> Goal
Write each line out again exactly as written.

*****

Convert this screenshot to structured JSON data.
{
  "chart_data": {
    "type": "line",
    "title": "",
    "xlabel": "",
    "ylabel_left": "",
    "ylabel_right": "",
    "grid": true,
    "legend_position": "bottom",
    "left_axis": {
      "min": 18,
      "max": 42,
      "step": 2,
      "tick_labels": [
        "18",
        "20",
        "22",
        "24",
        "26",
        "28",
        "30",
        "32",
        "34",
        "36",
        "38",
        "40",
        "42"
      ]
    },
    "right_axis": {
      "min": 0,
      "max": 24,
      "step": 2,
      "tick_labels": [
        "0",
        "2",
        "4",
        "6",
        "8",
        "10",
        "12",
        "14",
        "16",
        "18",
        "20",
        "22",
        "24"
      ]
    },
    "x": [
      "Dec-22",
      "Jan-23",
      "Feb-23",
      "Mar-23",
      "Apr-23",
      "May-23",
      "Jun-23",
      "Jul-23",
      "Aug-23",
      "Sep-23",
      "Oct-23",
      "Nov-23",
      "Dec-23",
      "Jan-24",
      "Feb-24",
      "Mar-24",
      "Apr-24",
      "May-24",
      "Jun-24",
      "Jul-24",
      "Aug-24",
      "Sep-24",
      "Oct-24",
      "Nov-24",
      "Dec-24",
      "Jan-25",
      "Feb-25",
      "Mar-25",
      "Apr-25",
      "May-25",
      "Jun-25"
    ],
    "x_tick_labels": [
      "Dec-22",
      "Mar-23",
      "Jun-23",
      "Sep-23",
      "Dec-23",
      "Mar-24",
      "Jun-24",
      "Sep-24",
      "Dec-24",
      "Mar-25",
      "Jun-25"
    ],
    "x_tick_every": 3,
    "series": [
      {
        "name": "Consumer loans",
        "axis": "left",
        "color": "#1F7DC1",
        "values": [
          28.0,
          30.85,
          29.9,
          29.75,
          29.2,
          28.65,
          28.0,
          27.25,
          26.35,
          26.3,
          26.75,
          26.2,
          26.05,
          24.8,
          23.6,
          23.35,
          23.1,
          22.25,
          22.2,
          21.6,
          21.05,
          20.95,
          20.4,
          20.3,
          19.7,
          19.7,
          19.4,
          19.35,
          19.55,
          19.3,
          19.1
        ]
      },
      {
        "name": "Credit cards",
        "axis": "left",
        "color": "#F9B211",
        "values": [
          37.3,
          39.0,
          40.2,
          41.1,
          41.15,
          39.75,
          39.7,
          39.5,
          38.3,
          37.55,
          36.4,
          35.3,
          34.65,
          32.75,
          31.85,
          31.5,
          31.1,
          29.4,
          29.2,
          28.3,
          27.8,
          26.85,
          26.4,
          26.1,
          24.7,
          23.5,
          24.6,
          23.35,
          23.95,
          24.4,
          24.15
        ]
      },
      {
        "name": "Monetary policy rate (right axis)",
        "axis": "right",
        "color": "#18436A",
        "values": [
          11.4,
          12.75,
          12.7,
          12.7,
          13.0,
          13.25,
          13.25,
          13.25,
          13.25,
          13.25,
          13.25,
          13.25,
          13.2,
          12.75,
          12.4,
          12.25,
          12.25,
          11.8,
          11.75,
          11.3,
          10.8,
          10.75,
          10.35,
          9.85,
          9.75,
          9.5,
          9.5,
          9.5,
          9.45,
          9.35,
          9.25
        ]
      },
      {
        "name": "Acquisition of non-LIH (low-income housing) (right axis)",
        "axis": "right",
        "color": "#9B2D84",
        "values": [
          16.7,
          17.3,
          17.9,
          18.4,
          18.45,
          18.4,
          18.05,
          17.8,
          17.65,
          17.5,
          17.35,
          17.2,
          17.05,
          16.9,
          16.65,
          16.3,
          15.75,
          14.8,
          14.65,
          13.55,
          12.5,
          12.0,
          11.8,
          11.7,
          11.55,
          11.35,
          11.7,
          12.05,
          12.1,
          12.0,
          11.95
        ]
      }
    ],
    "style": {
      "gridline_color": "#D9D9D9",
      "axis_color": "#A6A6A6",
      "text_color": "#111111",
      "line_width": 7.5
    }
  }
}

*****

> Solved exercise
Convert this screenshot to structured JSON data.
{
  "chart_data": {
    "type": "line",
    "title": "",
    "xlabel": "",
    "ylabel_left": "",
    "ylabel_right": "",
    "grid": true,
    "legend_position": "bottom",
    "left_axis": {
      "min": 18,
      "max": 42,
      "step": 2,
      "tick_labels": [
        "18",
        "20",
        "22",
        "24",
        "26",
        "28",
        "30",
        "32",
        "34",
        "36",
        "38",
        "40",
        "42"
      ]
    },
    "right_axis": {
      "min": 0,
      "max": 24,
      "step": 2,
      "tick_labels": [
        "0",
        "2",
        "4",
        "6",
        "8",
        "10",
        "12",
        "14",
        "16",
        "18",
        "20",
        "22",
        "24"
      ]
    },
    "x": [
      "Dec-22",
      "Jan-23",
      "Feb-23",
      "Mar-23",
      "Apr-23",
      "May-23",
      "Jun-23",
      "Jul-23",
      "Aug-23",
      "Sep-23",
      "Oct-23",
      "Nov-23",
      "Dec-23",
      "Jan-24",
      "Feb-24",
      "Mar-24",
      "Apr-24",
      "May-24",
      "Jun-24",
      "Jul-24",
      "Aug-24",
      "Sep-24",
      "Oct-24",
      "Nov-24",
      "Dec-24",
      "Jan-25",
      "Feb-25",
      "Mar-25",
      "Apr-25",
      "May-25",
      "Jun-25"
    ],
    "x_tick_labels": [
      "Dec-22",
      "Mar-23",
      "Jun-23",
      "Sep-23",
      "Dec-23",
      "Mar-24",
      "Jun-24",
      "Sep-24",
      "Dec-24",
      "Mar-25",
      "Jun-25"
    ],
    "x_tick_every": 3,
    "series": [
      {
        "name": "Consumer loans",
        "axis": "left",
        "color": "#1F7DC1",
        "values": [
          28.0,
          30.85,
          29.9,
          29.75,
          29.2,
          28.65,
          28.0,
          27.25,
          26.35,
          26.3,
          26.75,
          26.2,
          26.05,
          24.8,
          23.6,
          23.35,
          23.1,
          22.25,
          22.2,
          21.6,
          21.05,
          20.95,
          20.4,
          20.3,
          19.7,
          19.7,
          19.4,
          19.35,
          19.55,
          19.3,
          19.1
        ]
      },
      {
        "name": "Credit cards",
        "axis": "left",
        "color": "#F9B211",
        "values": [
          37.3,
          39.0,
          40.2,
          41.1,
          41.15,
          39.75,
          39.7,
          39.5,
          38.3,
          37.55,
          36.4,
          35.3,
          34.65,
          32.75,
          31.85,
          31.5,
          31.1,
          29.4,
          29.2,
          28.3,
          27.8,
          26.85,
          26.4,
          26.1,
          24.7,
          23.5,
          24.6,
          23.35,
          23.95,
          24.4,
          24.15
        ]
      },
      {
        "name": "Monetary policy rate (right axis)",
        "axis": "right",
        "color": "#18436A",
        "values": [
          11.4,
          12.75,
          12.7,
          12.7,
          13.0,
          13.25,
          13.25,
          13.25,
          13.25,
          13.25,
          13.25,
          13.25,
          13.2,
          12.75,
          12.4,
          12.25,
          12.25,
          11.8,
          11.75,
          11.3,
          10.8,
          10.75,
          10.35,
          9.85,
          9.75,
          9.5,
          9.5,
          9.5,
          9.45,
          9.35,
          9.25
        ]
      },
      {
        "name": "Acquisition of non-LIH (low-income housing) (right axis)",
        "axis": "right",
        "color": "#9B2D84",
        "values": [
          16.7,
          17.3,
          17.9,
          18.4,
          18.45,
          18.4,
          18.05,
          17.8,
          17.65,
          17.5,
          17.35,
          17.2,
          17.05,
          16.9,
          16.65,
          16.3,
          15.75,
          14.8,
          14.65,
          13.55,
          12.5,
          12.0,
          11.8,
          11.7,
          11.55,
          11.35,
          11.7,
          12.05,
          12.1,
          12.0,
          11.95
        ]
      }
    ],
    "style": {
      "gridline_color": "#D9D9D9",
      "axis_color": "#A6A6A6",
      "text_color": "#111111",
      "line_width": 7.5
    }
  }
}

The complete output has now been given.